Source records
--*--

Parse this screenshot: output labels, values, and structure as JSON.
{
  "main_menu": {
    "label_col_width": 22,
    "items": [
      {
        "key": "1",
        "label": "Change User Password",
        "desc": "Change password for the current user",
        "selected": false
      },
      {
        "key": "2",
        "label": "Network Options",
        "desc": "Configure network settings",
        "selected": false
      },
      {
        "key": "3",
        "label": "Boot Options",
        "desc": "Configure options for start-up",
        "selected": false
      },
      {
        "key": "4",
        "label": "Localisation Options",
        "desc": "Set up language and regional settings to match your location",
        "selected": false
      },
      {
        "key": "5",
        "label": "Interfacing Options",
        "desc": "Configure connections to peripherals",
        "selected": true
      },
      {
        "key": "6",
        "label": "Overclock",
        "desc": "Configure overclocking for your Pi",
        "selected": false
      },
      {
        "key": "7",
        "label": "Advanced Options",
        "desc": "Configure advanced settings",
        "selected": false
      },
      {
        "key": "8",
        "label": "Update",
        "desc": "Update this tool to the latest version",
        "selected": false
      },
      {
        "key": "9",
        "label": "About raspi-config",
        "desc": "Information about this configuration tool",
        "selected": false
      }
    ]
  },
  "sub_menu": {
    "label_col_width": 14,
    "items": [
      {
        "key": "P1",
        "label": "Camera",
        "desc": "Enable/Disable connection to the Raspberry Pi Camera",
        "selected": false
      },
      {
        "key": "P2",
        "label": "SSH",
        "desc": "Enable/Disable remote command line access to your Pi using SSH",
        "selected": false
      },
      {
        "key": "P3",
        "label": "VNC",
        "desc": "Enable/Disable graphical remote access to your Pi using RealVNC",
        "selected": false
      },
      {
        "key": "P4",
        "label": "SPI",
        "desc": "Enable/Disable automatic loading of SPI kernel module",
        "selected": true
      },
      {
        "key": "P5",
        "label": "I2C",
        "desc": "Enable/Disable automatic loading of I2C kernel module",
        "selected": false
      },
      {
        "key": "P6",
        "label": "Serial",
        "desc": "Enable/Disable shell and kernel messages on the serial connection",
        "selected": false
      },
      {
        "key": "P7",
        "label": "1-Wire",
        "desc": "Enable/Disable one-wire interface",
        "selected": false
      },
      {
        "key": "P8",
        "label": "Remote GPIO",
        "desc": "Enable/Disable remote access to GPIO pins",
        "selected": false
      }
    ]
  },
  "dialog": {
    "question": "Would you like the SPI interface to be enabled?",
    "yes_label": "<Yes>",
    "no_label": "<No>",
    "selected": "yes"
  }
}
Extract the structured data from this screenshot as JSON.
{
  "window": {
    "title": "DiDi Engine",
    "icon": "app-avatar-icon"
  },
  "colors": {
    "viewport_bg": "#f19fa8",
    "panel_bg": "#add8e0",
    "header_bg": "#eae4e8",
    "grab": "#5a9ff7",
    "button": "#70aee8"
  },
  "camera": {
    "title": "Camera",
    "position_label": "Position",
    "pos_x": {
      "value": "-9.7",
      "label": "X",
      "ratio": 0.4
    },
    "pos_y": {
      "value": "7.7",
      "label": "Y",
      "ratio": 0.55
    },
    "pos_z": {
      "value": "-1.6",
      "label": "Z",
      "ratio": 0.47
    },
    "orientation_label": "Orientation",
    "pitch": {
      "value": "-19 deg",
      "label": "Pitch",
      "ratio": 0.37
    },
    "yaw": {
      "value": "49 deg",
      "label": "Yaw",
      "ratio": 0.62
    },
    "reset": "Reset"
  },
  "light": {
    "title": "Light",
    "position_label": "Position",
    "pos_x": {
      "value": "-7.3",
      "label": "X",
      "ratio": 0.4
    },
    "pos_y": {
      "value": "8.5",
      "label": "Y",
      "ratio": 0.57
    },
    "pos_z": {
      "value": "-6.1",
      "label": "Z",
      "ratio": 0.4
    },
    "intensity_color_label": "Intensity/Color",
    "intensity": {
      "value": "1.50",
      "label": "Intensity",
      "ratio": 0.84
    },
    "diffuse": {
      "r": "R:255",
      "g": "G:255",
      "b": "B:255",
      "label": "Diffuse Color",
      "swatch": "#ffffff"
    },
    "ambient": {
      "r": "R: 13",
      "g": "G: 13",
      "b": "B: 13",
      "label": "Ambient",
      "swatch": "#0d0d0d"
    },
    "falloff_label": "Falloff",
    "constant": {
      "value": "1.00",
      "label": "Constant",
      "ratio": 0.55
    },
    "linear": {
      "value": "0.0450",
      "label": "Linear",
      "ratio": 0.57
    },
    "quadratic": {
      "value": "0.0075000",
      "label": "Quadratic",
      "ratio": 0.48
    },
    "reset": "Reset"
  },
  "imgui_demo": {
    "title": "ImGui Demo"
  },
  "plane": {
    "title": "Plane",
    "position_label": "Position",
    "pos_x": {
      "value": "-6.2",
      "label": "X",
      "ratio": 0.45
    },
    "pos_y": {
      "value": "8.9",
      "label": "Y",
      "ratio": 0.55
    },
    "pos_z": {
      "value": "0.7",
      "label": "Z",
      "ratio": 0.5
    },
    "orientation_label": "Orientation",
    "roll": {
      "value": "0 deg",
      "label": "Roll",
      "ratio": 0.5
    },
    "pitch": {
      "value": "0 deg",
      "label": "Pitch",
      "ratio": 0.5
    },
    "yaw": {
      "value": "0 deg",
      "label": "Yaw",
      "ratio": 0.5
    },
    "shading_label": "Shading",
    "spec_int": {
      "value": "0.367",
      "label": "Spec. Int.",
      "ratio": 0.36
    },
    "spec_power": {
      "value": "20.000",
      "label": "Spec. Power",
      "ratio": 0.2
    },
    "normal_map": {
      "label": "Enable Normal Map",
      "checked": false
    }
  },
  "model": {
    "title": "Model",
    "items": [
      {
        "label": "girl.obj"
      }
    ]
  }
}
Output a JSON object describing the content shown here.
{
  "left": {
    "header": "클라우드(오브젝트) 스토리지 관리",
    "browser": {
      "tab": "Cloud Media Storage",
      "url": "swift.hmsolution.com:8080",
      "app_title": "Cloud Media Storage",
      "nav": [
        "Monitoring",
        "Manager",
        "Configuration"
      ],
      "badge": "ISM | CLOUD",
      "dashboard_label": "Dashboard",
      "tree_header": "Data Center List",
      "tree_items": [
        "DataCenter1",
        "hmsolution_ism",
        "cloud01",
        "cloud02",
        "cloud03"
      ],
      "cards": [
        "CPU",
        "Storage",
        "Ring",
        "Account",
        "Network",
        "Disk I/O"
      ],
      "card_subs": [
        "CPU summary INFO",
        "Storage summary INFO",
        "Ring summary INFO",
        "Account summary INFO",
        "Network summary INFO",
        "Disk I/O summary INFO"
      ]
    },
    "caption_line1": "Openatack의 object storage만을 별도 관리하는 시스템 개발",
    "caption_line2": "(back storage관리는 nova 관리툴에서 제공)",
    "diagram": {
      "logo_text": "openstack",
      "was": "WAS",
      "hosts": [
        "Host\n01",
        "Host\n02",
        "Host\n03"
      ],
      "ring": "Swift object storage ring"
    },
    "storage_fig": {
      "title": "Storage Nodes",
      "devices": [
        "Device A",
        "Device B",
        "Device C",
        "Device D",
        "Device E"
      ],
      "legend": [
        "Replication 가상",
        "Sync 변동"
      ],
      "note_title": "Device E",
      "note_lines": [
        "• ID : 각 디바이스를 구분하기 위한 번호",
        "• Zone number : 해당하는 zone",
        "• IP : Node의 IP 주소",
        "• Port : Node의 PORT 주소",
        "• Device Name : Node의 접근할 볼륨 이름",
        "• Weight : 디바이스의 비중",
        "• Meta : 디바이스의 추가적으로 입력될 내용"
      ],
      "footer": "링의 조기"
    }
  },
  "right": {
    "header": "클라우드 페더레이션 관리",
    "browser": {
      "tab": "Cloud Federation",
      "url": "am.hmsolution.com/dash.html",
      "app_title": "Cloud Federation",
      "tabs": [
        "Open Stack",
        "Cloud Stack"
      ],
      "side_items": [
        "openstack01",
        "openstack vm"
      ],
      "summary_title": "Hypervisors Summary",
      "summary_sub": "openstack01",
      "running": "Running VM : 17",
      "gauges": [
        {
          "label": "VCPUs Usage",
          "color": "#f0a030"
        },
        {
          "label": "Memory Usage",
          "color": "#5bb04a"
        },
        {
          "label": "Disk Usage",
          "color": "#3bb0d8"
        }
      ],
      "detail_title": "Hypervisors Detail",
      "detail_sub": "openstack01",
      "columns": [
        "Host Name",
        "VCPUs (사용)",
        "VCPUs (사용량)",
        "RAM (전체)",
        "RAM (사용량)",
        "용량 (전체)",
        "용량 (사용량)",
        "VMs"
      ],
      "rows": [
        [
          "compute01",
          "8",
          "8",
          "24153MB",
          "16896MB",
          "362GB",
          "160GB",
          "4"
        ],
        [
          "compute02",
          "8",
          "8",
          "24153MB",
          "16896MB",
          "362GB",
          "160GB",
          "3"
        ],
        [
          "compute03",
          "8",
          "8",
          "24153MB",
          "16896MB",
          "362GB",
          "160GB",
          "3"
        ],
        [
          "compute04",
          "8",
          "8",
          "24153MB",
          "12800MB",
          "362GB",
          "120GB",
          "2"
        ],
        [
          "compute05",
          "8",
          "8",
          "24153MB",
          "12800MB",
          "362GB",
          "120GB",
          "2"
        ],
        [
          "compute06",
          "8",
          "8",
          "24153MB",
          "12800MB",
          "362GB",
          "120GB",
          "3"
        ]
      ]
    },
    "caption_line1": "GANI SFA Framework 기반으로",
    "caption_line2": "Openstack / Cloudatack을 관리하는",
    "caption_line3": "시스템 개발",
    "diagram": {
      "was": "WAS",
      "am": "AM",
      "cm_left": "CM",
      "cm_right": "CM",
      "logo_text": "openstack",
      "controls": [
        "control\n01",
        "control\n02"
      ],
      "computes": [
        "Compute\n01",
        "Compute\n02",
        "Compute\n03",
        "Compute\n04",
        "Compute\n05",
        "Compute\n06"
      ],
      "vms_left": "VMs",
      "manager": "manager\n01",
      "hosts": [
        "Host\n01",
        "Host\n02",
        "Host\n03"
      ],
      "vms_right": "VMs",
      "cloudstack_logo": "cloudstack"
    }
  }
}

--*--

__What the exercise asks__: List every line from the entries above in which "Update" appears.

__Solution below__:
        "label": "Update",
        "desc": "Update this tool to the latest version",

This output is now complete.